- Dataset excerpts

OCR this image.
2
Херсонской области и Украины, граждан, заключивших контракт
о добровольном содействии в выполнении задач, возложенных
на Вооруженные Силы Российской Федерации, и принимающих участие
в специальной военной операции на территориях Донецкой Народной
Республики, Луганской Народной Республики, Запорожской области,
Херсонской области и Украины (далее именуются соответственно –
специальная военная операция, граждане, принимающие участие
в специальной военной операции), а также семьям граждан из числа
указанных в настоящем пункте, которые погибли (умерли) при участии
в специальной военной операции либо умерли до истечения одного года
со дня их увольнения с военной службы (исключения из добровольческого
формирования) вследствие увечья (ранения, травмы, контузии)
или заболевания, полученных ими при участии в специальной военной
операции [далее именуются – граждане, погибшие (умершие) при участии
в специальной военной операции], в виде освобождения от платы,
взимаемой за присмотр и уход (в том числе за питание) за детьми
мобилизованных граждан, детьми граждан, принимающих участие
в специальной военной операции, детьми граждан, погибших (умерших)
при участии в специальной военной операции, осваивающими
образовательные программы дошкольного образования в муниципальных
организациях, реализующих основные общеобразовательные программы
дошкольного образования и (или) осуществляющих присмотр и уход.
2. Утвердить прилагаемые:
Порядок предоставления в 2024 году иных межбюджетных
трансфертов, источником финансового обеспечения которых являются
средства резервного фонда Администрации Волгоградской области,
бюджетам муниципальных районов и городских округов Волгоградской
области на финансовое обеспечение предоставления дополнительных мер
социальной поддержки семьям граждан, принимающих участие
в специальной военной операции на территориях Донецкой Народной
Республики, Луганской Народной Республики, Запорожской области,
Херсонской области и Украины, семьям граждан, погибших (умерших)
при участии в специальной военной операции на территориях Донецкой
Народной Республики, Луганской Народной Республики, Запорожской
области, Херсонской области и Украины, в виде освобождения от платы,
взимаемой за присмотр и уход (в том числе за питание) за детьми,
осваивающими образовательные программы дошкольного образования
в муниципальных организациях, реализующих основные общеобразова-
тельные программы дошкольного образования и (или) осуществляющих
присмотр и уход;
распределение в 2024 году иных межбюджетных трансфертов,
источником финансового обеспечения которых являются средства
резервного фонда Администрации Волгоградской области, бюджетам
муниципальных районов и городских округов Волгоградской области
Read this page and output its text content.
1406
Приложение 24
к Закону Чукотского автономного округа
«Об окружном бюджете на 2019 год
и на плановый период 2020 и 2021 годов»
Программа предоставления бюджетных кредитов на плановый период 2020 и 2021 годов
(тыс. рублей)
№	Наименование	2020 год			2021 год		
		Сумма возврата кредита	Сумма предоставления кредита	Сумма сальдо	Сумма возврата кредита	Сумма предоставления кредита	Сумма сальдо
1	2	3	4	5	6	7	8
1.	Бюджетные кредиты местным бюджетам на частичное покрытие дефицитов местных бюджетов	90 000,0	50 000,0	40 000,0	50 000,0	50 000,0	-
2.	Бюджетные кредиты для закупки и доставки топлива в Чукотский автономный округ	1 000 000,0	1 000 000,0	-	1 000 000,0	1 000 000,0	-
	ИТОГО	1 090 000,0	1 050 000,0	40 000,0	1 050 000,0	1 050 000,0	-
* * *
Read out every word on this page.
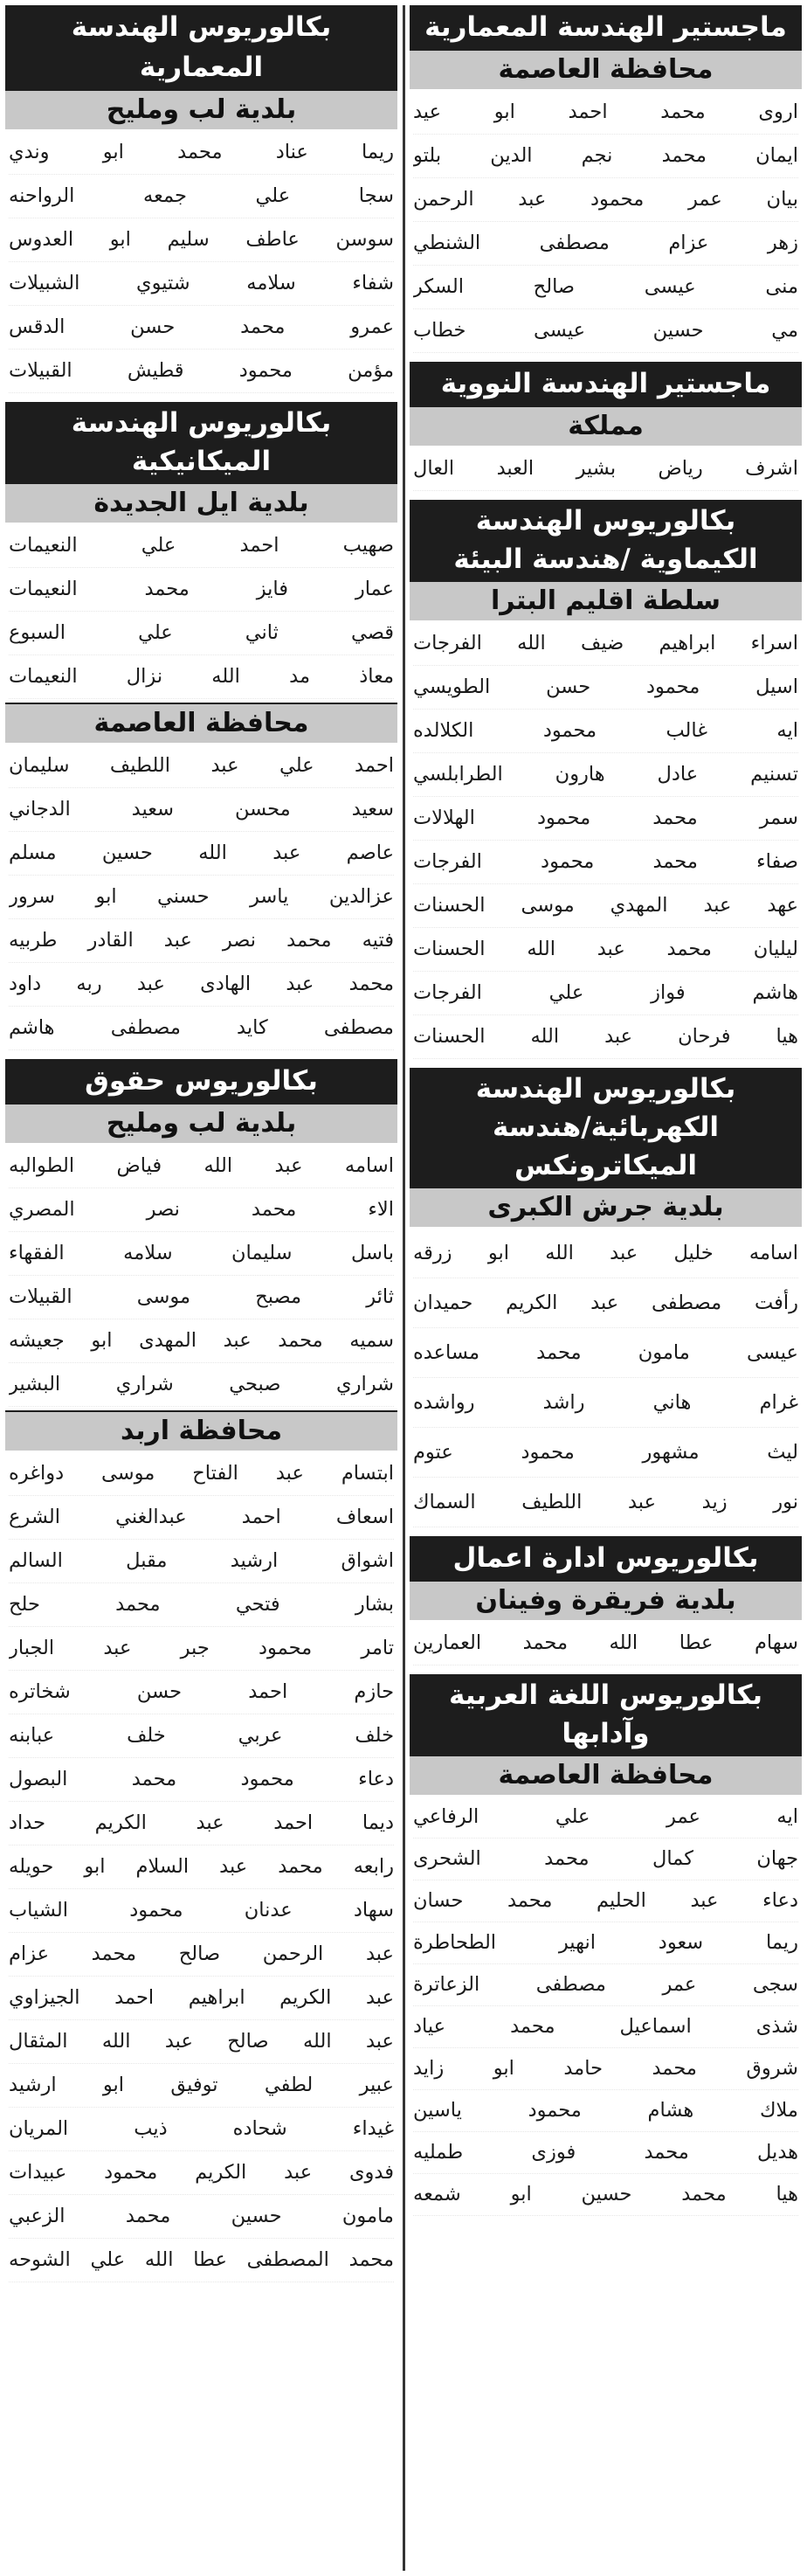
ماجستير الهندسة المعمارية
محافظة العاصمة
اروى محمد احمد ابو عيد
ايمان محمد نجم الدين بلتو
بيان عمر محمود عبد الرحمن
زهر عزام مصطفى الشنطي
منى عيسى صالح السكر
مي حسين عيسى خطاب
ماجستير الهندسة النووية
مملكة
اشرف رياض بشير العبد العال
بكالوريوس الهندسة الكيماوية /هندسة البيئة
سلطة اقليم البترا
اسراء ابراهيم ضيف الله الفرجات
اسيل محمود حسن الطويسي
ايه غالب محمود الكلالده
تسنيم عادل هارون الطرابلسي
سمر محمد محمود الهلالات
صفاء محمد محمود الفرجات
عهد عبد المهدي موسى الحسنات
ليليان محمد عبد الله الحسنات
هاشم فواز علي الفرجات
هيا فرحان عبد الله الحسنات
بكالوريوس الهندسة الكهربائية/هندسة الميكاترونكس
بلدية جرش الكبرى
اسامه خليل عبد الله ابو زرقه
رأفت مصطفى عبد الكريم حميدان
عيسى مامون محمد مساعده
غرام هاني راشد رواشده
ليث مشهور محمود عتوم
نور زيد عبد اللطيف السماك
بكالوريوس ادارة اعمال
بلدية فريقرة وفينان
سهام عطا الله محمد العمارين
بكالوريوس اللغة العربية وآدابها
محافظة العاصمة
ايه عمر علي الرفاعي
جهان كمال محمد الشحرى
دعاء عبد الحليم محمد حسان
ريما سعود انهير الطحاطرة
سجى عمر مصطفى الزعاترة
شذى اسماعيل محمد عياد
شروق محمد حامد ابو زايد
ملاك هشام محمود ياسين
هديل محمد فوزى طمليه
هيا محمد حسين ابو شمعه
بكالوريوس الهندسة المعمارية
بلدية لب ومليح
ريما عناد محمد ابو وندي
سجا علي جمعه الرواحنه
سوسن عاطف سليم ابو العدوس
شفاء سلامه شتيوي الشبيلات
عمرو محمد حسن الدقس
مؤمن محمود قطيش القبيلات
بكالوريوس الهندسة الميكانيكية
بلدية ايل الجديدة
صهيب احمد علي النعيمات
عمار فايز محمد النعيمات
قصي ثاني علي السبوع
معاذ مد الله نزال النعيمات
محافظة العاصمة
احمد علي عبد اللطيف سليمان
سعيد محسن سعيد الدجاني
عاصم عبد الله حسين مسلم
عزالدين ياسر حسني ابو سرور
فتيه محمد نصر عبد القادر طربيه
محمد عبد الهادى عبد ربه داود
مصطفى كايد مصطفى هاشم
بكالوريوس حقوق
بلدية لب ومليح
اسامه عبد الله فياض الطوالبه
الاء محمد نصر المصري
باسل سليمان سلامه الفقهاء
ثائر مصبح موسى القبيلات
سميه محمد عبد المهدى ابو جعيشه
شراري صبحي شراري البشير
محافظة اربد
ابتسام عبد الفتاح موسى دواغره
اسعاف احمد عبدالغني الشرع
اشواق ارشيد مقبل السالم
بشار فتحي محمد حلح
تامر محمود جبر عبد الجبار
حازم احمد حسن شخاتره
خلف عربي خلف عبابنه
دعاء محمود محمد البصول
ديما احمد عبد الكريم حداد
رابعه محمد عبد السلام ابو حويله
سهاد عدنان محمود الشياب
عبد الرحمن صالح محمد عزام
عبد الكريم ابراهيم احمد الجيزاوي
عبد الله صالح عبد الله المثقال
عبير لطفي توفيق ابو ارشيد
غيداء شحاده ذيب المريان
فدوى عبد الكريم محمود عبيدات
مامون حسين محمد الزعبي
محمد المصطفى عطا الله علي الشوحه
...
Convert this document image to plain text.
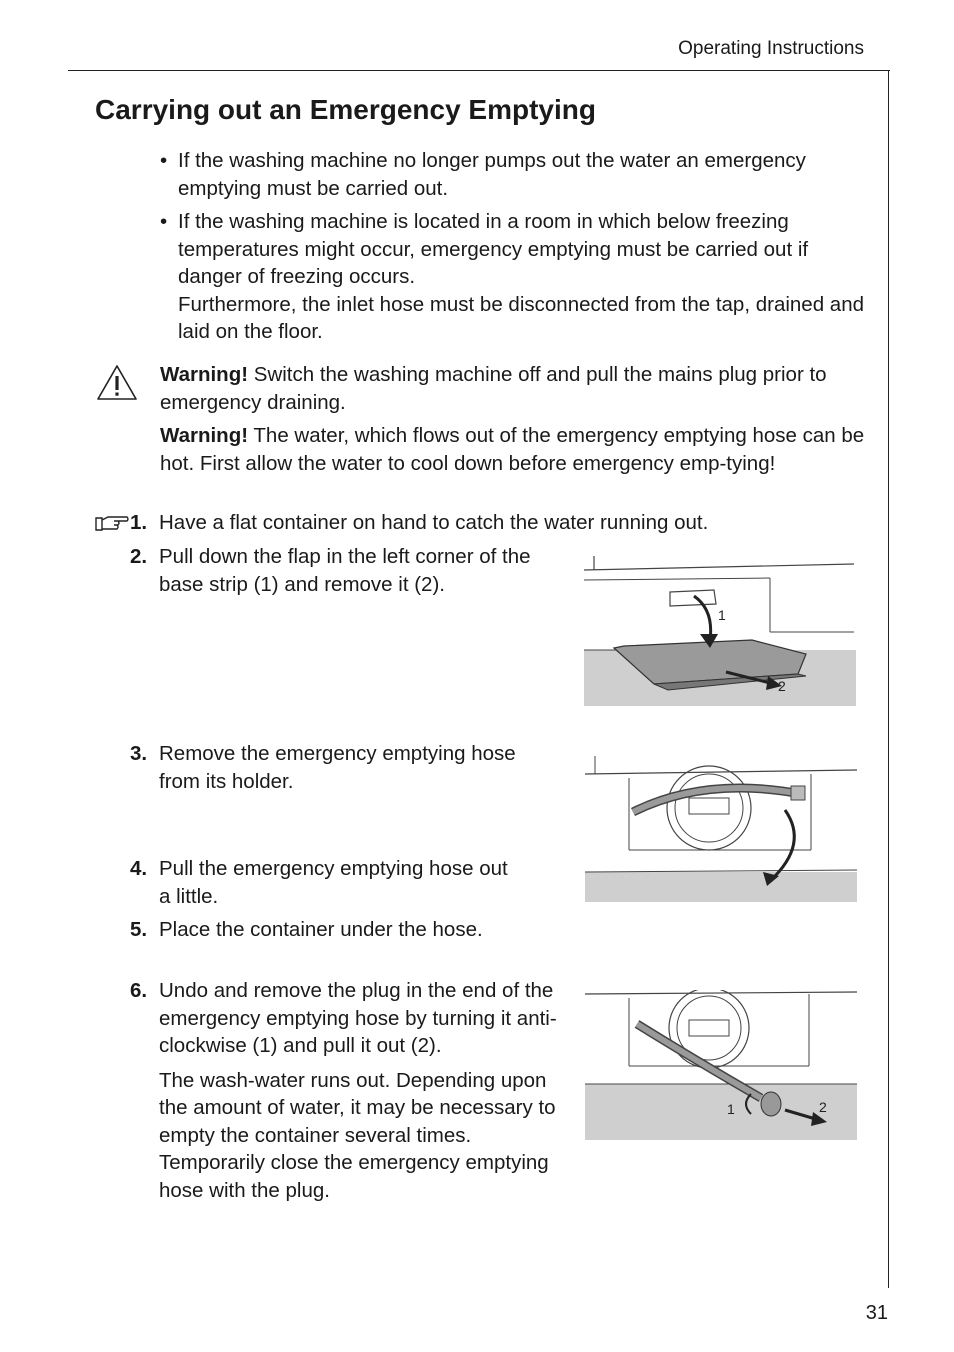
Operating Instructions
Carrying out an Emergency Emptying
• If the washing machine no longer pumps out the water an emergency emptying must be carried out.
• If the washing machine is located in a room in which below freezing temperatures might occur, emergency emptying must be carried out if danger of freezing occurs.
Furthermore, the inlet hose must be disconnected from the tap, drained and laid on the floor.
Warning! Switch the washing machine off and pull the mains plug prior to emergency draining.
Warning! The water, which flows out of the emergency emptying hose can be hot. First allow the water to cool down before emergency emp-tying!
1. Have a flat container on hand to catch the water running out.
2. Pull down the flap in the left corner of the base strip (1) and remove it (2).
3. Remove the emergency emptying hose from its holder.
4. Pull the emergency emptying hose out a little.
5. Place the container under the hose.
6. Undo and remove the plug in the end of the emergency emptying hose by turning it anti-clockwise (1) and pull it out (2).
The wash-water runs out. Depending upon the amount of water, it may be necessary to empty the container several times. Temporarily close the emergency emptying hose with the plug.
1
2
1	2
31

- Required task
Working from the listing above, pick out every line that has "организациях" and copy it.

- Correct output
организациях, реализующих основные общеобразовательные программы
в муниципальных организациях, реализующих основные общеобразова-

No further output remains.